The generation of recombinant MVA expressing the Green Fluorescent Protein (GFP) was described previously⁷². The MVA vector vaccines encoding SIVmac251-env and SIVmac251-gag were generated by homologous recombination as described previously⁷³. Briefly, the MVA clonal isolate MVA F6⁷⁴ served as parental virus in infection experiments. Transfection of the MVA vector plasmid pLW-73⁷⁵ was used to direct the insertion of SIVmac251-env or SIVmac251-gag gene sequences under the transcriptional control of the synthetic vaccinia virus early/late promoter PmH5 into the intergenic site between the open reading frames MVA069R and MVA070L of the MVA genome. Recombinant MVA viruses were clonally isolated in plaque purifications in chicken embryo fibroblasts (CEF) screening for GFP expressing cell foci. Final recombinant viruses were amplified in CEF. Quality control experiments were performed using standard methodology⁷³. Briefly, the genetic identity and genetic stability of the vector viruses were assessed by PCR analysis of genomic viral DNA. The replicative capacity of the recombinant viruses was tested by one-step and multiple-step growth experiments in CEF and confirmed to be very comparable to that of non-recombinant MVA. Purified stocks of MVA vector vaccines were produced by ultracentrifugation through 36% sucrose cushions followed by resuspension in 10 mM Tris buffer pH 9, titered and stored at −80 °C.

Page segmentation data
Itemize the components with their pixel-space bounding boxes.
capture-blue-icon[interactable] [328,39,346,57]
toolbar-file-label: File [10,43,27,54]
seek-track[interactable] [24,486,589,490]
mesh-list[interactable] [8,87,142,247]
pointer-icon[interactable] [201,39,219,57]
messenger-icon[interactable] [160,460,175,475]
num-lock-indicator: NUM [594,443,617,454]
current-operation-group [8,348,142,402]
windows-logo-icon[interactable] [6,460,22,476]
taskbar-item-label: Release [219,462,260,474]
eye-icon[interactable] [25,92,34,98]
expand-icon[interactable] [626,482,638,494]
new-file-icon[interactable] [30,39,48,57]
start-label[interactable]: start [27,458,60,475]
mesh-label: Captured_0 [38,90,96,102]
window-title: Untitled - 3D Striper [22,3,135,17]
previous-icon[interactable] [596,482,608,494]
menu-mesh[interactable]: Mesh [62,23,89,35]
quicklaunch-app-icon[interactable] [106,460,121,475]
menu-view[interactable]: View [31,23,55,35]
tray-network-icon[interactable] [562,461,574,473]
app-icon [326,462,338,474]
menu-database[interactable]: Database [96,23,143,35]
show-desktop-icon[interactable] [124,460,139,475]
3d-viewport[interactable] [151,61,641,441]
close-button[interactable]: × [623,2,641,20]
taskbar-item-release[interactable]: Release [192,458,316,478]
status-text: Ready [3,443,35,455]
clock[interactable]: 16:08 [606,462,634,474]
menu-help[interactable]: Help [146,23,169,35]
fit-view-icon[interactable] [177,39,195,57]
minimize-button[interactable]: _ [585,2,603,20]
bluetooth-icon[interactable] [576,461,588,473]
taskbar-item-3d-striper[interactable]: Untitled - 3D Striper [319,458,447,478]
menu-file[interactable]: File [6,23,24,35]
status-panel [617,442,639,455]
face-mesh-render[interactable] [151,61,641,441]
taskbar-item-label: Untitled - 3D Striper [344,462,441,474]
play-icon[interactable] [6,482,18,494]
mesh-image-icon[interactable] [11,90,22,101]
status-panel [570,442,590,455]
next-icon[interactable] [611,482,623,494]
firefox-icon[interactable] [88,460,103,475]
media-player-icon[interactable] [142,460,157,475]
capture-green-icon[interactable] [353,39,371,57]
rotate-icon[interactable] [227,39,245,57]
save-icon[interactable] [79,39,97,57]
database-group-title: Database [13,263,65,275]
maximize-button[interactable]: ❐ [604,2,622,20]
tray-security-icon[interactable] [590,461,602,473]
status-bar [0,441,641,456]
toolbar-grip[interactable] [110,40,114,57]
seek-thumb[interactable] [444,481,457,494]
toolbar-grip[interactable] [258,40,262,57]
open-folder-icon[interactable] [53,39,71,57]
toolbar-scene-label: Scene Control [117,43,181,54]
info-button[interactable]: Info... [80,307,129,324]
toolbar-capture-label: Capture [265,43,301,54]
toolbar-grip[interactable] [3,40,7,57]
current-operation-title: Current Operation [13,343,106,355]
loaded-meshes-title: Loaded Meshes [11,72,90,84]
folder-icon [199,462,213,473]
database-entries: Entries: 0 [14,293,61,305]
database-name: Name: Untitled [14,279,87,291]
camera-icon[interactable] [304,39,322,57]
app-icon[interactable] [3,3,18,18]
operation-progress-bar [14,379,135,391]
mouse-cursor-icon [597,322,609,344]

▶ [Description of the task]
Quote the full text on recombinant MVA vector vaccines word for word. Use only the text on the MVA vector vaccines for what comes next, not the rows.

▶ [Task output]
The generation of recombinant MVA expressing the Green Fluorescent Protein (GFP) was described previously⁷². The MVA vector vaccines encoding SIVmac251-env and SIVmac251-gag were generated by homologous recombination as described previously⁷³. Briefly, the MVA clonal isolate MVA F6⁷⁴ served as parental virus in infection experiments. Transfection of the MVA vector plasmid pLW-73⁷⁵ was used to direct the insertion of SIVmac251-env or SIVmac251-gag gene sequences under the transcriptional control of the synthetic vaccinia virus early/late promoter PmH5 into the intergenic site between the open reading frames MVA069R and MVA070L of the MVA genome. Recombinant MVA viruses were clonally isolated in plaque purifications in chicken embryo fibroblasts (CEF) screening for GFP expressing cell foci. Final recombinant viruses were amplified in CEF. Quality control experiments were performed using standard methodology⁷³. Briefly, the genetic identity and genetic stability of the vector viruses were assessed by PCR analysis of genomic viral DNA. The replicative capacity of the recombinant viruses was tested by one-step and multiple-step growth experiments in CEF and confirmed to be very comparable to that of non-recombinant MVA. Purified stocks of MVA vector vaccines were produced by ultracentrifugation through 36% sucrose cushions followed by resuspension in 10 mM Tris buffer pH 9, titered and stored at −80 °C.